--- Listed entries ---

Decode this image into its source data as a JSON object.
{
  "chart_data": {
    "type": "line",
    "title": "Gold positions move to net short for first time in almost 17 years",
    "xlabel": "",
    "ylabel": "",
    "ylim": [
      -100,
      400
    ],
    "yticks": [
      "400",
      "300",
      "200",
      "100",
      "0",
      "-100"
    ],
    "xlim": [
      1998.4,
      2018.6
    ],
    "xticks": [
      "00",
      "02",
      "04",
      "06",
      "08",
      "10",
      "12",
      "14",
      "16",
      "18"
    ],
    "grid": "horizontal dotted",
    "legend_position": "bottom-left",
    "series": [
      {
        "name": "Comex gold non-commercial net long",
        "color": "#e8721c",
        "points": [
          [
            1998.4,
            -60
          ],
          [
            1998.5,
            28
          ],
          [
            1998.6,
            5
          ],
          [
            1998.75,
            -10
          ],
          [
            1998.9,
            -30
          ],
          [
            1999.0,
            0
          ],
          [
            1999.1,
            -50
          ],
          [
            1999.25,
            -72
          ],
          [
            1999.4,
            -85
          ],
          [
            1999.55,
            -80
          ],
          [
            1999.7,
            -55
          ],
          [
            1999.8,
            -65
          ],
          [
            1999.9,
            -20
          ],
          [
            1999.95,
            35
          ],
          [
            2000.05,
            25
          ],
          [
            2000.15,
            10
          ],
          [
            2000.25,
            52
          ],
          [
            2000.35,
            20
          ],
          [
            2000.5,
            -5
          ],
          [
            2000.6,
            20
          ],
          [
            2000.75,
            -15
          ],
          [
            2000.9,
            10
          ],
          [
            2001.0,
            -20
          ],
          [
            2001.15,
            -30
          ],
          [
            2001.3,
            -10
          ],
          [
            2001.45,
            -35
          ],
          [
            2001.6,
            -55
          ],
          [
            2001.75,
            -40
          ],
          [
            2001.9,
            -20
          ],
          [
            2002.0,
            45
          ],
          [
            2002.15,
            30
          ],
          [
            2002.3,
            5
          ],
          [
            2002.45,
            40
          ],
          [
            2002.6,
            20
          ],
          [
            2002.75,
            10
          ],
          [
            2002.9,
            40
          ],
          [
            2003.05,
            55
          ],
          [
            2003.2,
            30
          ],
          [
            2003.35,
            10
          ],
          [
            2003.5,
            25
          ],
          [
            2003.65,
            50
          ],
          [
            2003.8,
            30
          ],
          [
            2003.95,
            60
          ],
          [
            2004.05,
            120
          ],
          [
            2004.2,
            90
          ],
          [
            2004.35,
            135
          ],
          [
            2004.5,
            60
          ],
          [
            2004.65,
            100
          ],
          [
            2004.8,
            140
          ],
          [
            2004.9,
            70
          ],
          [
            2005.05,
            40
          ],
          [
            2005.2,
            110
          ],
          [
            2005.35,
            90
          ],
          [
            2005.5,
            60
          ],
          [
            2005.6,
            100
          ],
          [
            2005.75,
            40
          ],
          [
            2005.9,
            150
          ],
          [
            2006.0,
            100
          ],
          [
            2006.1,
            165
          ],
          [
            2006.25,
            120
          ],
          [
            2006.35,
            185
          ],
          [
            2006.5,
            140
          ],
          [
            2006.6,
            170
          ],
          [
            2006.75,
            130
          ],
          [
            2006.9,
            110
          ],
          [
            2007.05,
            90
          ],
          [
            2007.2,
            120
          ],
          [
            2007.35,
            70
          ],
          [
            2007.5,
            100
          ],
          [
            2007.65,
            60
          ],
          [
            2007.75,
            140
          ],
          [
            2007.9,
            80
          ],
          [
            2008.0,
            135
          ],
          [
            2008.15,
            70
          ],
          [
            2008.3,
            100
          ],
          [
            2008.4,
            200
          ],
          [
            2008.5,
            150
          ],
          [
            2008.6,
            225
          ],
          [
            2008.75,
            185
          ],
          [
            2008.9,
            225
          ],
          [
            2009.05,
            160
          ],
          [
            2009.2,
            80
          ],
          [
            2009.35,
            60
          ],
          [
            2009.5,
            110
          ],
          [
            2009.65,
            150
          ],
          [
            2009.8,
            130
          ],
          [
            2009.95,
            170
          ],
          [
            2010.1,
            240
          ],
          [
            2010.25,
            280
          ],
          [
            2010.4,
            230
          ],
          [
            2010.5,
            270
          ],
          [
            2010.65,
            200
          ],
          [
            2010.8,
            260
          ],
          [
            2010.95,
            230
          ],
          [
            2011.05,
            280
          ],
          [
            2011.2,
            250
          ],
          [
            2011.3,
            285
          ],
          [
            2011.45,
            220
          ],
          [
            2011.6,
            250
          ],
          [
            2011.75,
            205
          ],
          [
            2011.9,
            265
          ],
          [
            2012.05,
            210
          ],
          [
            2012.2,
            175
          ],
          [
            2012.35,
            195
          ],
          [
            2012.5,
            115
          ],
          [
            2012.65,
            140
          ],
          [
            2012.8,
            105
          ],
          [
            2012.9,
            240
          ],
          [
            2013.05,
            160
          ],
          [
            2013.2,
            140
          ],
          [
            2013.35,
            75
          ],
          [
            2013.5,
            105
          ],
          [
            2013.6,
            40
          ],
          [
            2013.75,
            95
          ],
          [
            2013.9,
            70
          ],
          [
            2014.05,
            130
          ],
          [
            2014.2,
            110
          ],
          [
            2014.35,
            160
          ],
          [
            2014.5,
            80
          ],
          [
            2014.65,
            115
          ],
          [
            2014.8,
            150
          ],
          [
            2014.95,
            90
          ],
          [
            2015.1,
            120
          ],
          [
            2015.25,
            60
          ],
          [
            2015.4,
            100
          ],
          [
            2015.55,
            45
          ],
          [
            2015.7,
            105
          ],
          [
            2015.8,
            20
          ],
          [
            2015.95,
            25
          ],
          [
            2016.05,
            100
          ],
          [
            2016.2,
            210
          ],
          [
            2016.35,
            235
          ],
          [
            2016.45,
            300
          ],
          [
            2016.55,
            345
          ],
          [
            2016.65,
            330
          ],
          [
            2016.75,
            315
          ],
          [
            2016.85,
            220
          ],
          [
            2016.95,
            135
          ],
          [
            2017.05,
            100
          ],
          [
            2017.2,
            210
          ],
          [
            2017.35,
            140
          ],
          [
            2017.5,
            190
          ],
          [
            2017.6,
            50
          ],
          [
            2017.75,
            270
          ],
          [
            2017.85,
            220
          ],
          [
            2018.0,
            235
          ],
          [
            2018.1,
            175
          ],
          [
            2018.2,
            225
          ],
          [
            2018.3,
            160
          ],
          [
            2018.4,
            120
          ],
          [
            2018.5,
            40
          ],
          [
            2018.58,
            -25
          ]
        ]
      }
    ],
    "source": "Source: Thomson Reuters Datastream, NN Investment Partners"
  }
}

--- Written request ---
Copy out every entry again, exactly as it was given.

--- Written solution ---
Decode this image into its source data as a JSON object.
{
  "chart_data": {
    "type": "line",
    "title": "Gold positions move to net short for first time in almost 17 years",
    "xlabel": "",
    "ylabel": "",
    "ylim": [
      -100,
      400
    ],
    "yticks": [
      "400",
      "300",
      "200",
      "100",
      "0",
      "-100"
    ],
    "xlim": [
      1998.4,
      2018.6
    ],
    "xticks": [
      "00",
      "02",
      "04",
      "06",
      "08",
      "10",
      "12",
      "14",
      "16",
      "18"
    ],
    "grid": "horizontal dotted",
    "legend_position": "bottom-left",
    "series": [
      {
        "name": "Comex gold non-commercial net long",
        "color": "#e8721c",
        "points": [
          [
            1998.4,
            -60
          ],
          [
            1998.5,
            28
          ],
          [
            1998.6,
            5
          ],
          [
            1998.75,
            -10
          ],
          [
            1998.9,
            -30
          ],
          [
            1999.0,
            0
          ],
          [
            1999.1,
            -50
          ],
          [
            1999.25,
            -72
          ],
          [
            1999.4,
            -85
          ],
          [
            1999.55,
            -80
          ],
          [
            1999.7,
            -55
          ],
          [
            1999.8,
            -65
          ],
          [
            1999.9,
            -20
          ],
          [
            1999.95,
            35
          ],
          [
            2000.05,
            25
          ],
          [
            2000.15,
            10
          ],
          [
            2000.25,
            52
          ],
          [
            2000.35,
            20
          ],
          [
            2000.5,
            -5
          ],
          [
            2000.6,
            20
          ],
          [
            2000.75,
            -15
          ],
          [
            2000.9,
            10
          ],
          [
            2001.0,
            -20
          ],
          [
            2001.15,
            -30
          ],
          [
            2001.3,
            -10
          ],
          [
            2001.45,
            -35
          ],
          [
            2001.6,
            -55
          ],
          [
            2001.75,
            -40
          ],
          [
            2001.9,
            -20
          ],
          [
            2002.0,
            45
          ],
          [
            2002.15,
            30
          ],
          [
            2002.3,
            5
          ],
          [
            2002.45,
            40
          ],
          [
            2002.6,
            20
          ],
          [
            2002.75,
            10
          ],
          [
            2002.9,
            40
          ],
          [
            2003.05,
            55
          ],
          [
            2003.2,
            30
          ],
          [
            2003.35,
            10
          ],
          [
            2003.5,
            25
          ],
          [
            2003.65,
            50
          ],
          [
            2003.8,
            30
          ],
          [
            2003.95,
            60
          ],
          [
            2004.05,
            120
          ],
          [
            2004.2,
            90
          ],
          [
            2004.35,
            135
          ],
          [
            2004.5,
            60
          ],
          [
            2004.65,
            100
          ],
          [
            2004.8,
            140
          ],
          [
            2004.9,
            70
          ],
          [
            2005.05,
            40
          ],
          [
            2005.2,
            110
          ],
          [
            2005.35,
            90
          ],
          [
            2005.5,
            60
          ],
          [
            2005.6,
            100
          ],
          [
            2005.75,
            40
          ],
          [
            2005.9,
            150
          ],
          [
            2006.0,
            100
          ],
          [
            2006.1,
            165
          ],
          [
            2006.25,
            120
          ],
          [
            2006.35,
            185
          ],
          [
            2006.5,
            140
          ],
          [
            2006.6,
            170
          ],
          [
            2006.75,
            130
          ],
          [
            2006.9,
            110
          ],
          [
            2007.05,
            90
          ],
          [
            2007.2,
            120
          ],
          [
            2007.35,
            70
          ],
          [
            2007.5,
            100
          ],
          [
            2007.65,
            60
          ],
          [
            2007.75,
            140
          ],
          [
            2007.9,
            80
          ],
          [
            2008.0,
            135
          ],
          [
            2008.15,
            70
          ],
          [
            2008.3,
            100
          ],
          [
            2008.4,
            200
          ],
          [
            2008.5,
            150
          ],
          [
            2008.6,
            225
          ],
          [
            2008.75,
            185
          ],
          [
            2008.9,
            225
          ],
          [
            2009.05,
            160
          ],
          [
            2009.2,
            80
          ],
          [
            2009.35,
            60
          ],
          [
            2009.5,
            110
          ],
          [
            2009.65,
            150
          ],
          [
            2009.8,
            130
          ],
          [
            2009.95,
            170
          ],
          [
            2010.1,
            240
          ],
          [
            2010.25,
            280
          ],
          [
            2010.4,
            230
          ],
          [
            2010.5,
            270
          ],
          [
            2010.65,
            200
          ],
          [
            2010.8,
            260
          ],
          [
            2010.95,
            230
          ],
          [
            2011.05,
            280
          ],
          [
            2011.2,
            250
          ],
          [
            2011.3,
            285
          ],
          [
            2011.45,
            220
          ],
          [
            2011.6,
            250
          ],
          [
            2011.75,
            205
          ],
          [
            2011.9,
            265
          ],
          [
            2012.05,
            210
          ],
          [
            2012.2,
            175
          ],
          [
            2012.35,
            195
          ],
          [
            2012.5,
            115
          ],
          [
            2012.65,
            140
          ],
          [
            2012.8,
            105
          ],
          [
            2012.9,
            240
          ],
          [
            2013.05,
            160
          ],
          [
            2013.2,
            140
          ],
          [
            2013.35,
            75
          ],
          [
            2013.5,
            105
          ],
          [
            2013.6,
            40
          ],
          [
            2013.75,
            95
          ],
          [
            2013.9,
            70
          ],
          [
            2014.05,
            130
          ],
          [
            2014.2,
            110
          ],
          [
            2014.35,
            160
          ],
          [
            2014.5,
            80
          ],
          [
            2014.65,
            115
          ],
          [
            2014.8,
            150
          ],
          [
            2014.95,
            90
          ],
          [
            2015.1,
            120
          ],
          [
            2015.25,
            60
          ],
          [
            2015.4,
            100
          ],
          [
            2015.55,
            45
          ],
          [
            2015.7,
            105
          ],
          [
            2015.8,
            20
          ],
          [
            2015.95,
            25
          ],
          [
            2016.05,
            100
          ],
          [
            2016.2,
            210
          ],
          [
            2016.35,
            235
          ],
          [
            2016.45,
            300
          ],
          [
            2016.55,
            345
          ],
          [
            2016.65,
            330
          ],
          [
            2016.75,
            315
          ],
          [
            2016.85,
            220
          ],
          [
            2016.95,
            135
          ],
          [
            2017.05,
            100
          ],
          [
            2017.2,
            210
          ],
          [
            2017.35,
            140
          ],
          [
            2017.5,
            190
          ],
          [
            2017.6,
            50
          ],
          [
            2017.75,
            270
          ],
          [
            2017.85,
            220
          ],
          [
            2018.0,
            235
          ],
          [
            2018.1,
            175
          ],
          [
            2018.2,
            225
          ],
          [
            2018.3,
            160
          ],
          [
            2018.4,
            120
          ],
          [
            2018.5,
            40
          ],
          [
            2018.58,
            -25
          ]
        ]
      }
    ],
    "source": "Source: Thomson Reuters Datastream, NN Investment Partners"
  }
}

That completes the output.